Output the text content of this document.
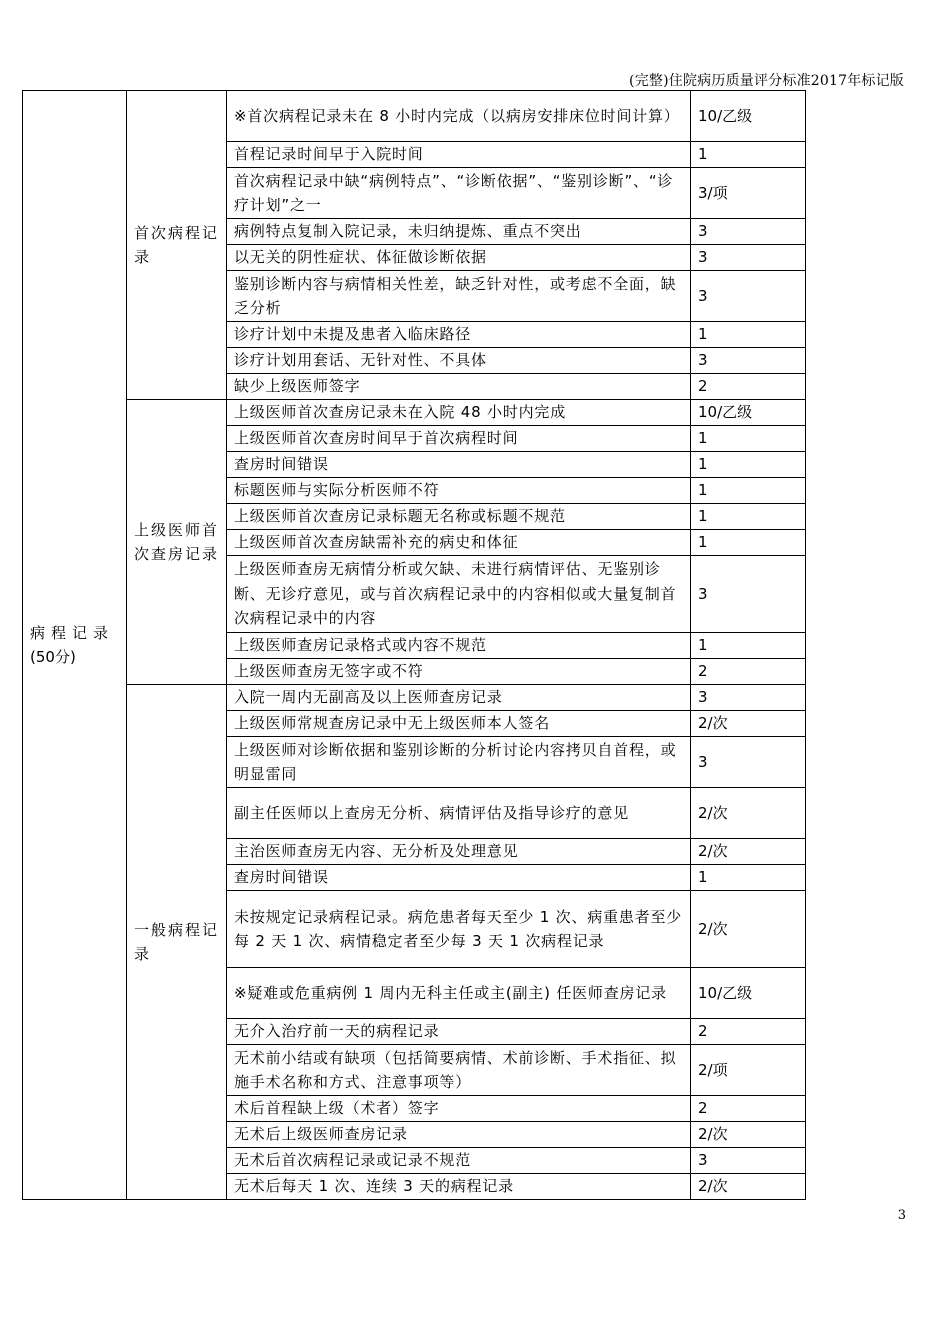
(完整)住院病历质量评分标准2017年标记版
病程记录
(50分)	首次病程记录	※首次病程记录未在 8 小时内完成（以病房安排床位时间计算）	10/乙级
		首程记录时间早于入院时间	1
		首次病程记录中缺“病例特点”、“诊断依据”、“鉴别诊断”、“诊疗计划”之一	3/项
		病例特点复制入院记录，未归纳提炼、重点不突出	3
		以无关的阴性症状、体征做诊断依据	3
		鉴别诊断内容与病情相关性差，缺乏针对性，或考虑不全面，缺乏分析	3
		诊疗计划中未提及患者入临床路径	1
		诊疗计划用套话、无针对性、不具体	3
		缺少上级医师签字	2
	上级医师首次查房记录	上级医师首次查房记录未在入院 48 小时内完成	10/乙级
		上级医师首次查房时间早于首次病程时间	1
		查房时间错误	1
		标题医师与实际分析医师不符	1
		上级医师首次查房记录标题无名称或标题不规范	1
		上级医师首次查房缺需补充的病史和体征	1
		上级医师查房无病情分析或欠缺、未进行病情评估、无鉴别诊断、无诊疗意见，或与首次病程记录中的内容相似或大量复制首次病程记录中的内容	3
		上级医师查房记录格式或内容不规范	1
		上级医师查房无签字或不符	2
	一般病程记录	入院一周内无副高及以上医师查房记录	3
		上级医师常规查房记录中无上级医师本人签名	2/次
		上级医师对诊断依据和鉴别诊断的分析讨论内容拷贝自首程，或明显雷同	3
		副主任医师以上查房无分析、病情评估及指导诊疗的意见	2/次
		主治医师查房无内容、无分析及处理意见	2/次
		查房时间错误	1
		未按规定记录病程记录。病危患者每天至少 1 次、病重患者至少每 2 天 1 次、病情稳定者至少每 3 天 1 次病程记录	2/次
		※疑难或危重病例 1 周内无科主任或主(副主) 任医师查房记录	10/乙级
		无介入治疗前一天的病程记录	2
		无术前小结或有缺项（包括简要病情、术前诊断、手术指征、拟施手术名称和方式、注意事项等）	2/项
		术后首程缺上级（术者）签字	2
		无术后上级医师查房记录	2/次
		无术后首次病程记录或记录不规范	3
		无术后每天 1 次、连续 3 天的病程记录	2/次
3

_ _ _ _

> _Challenge_: Pick out the lines above that hold the string "小时内完成" and show them.

> _Full answer_:
(50分)	首次病程记录	※首次病程记录未在 8 小时内完成（以病房安排床位时间计算）	10/乙级
	上级医师首次查房记录	上级医师首次查房记录未在入院 48 小时内完成	10/乙级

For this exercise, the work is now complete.